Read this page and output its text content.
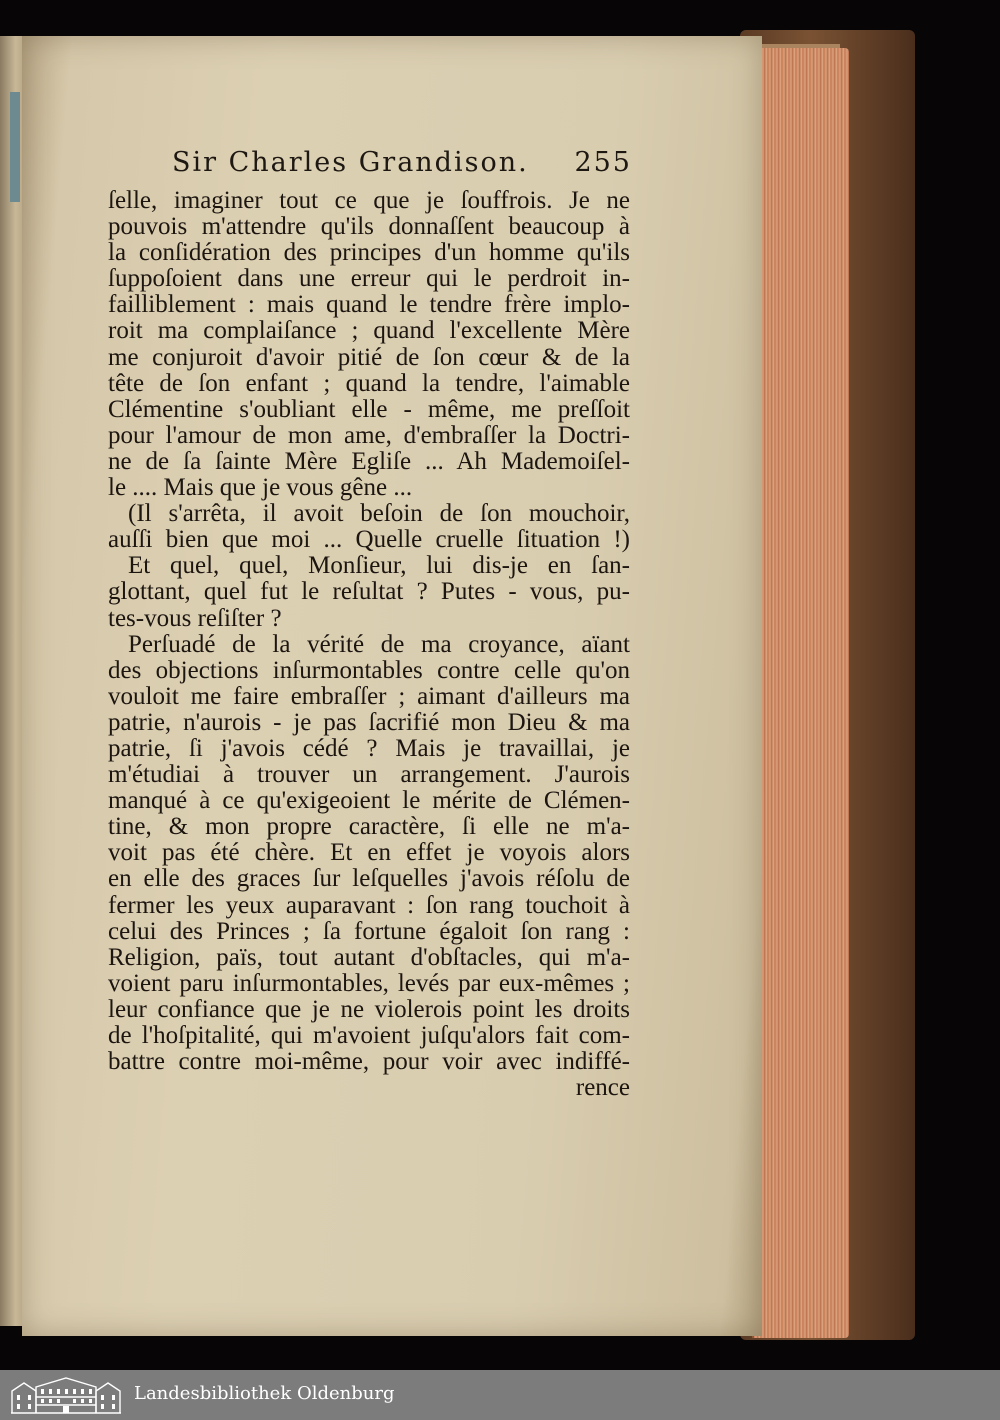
Sir Charles Grandison. 255
ſelle, imaginer tout ce que je ſouffrois. Je ne
pouvois m'attendre qu'ils donnaſſent beaucoup à
la conſidération des principes d'un homme qu'ils
ſuppoſoient dans une erreur qui le perdroit in-
failliblement : mais quand le tendre frère implo-
roit ma complaiſance ; quand l'excellente Mère
me conjuroit d'avoir pitié de ſon cœur & de la
tête de ſon enfant ; quand la tendre, l'aimable
Clémentine s'oubliant elle - même, me preſſoit
pour l'amour de mon ame, d'embraſſer la Doctri-
ne de ſa ſainte Mère Egliſe ... Ah Mademoiſel-
le .... Mais que je vous gêne ...
(Il s'arrêta, il avoit beſoin de ſon mouchoir,
auſſi bien que moi ... Quelle cruelle ſituation !)
Et quel, quel, Monſieur, lui dis-je en ſan-
glottant, quel fut le reſultat ? Putes - vous, pu-
tes-vous reſiſter ?
Perſuadé de la vérité de ma croyance, aïant
des objections inſurmontables contre celle qu'on
vouloit me faire embraſſer ; aimant d'ailleurs ma
patrie, n'aurois - je pas ſacrifié mon Dieu & ma
patrie, ſi j'avois cédé ? Mais je travaillai, je
m'étudiai à trouver un arrangement. J'aurois
manqué à ce qu'exigeoient le mérite de Clémen-
tine, & mon propre caractère, ſi elle ne m'a-
voit pas été chère. Et en effet je voyois alors
en elle des graces ſur leſquelles j'avois réſolu de
fermer les yeux auparavant : ſon rang touchoit à
celui des Princes ; ſa fortune égaloit ſon rang :
Religion, païs, tout autant d'obſtacles, qui m'a-
voient paru inſurmontables, levés par eux-mêmes ;
leur confiance que je ne violerois point les droits
de l'hoſpitalité, qui m'avoient juſqu'alors fait com-
battre contre moi-même, pour voir avec indiffé-
rence
Landesbibliothek Oldenburg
--------------------
Exercise prompt: Select every line of the material above holding the word "patrie" and copy it.

Solution to the exercise:
patrie, n'aurois - je pas ſacrifié mon Dieu & ma
patrie, ſi j'avois cédé ? Mais je travaillai, je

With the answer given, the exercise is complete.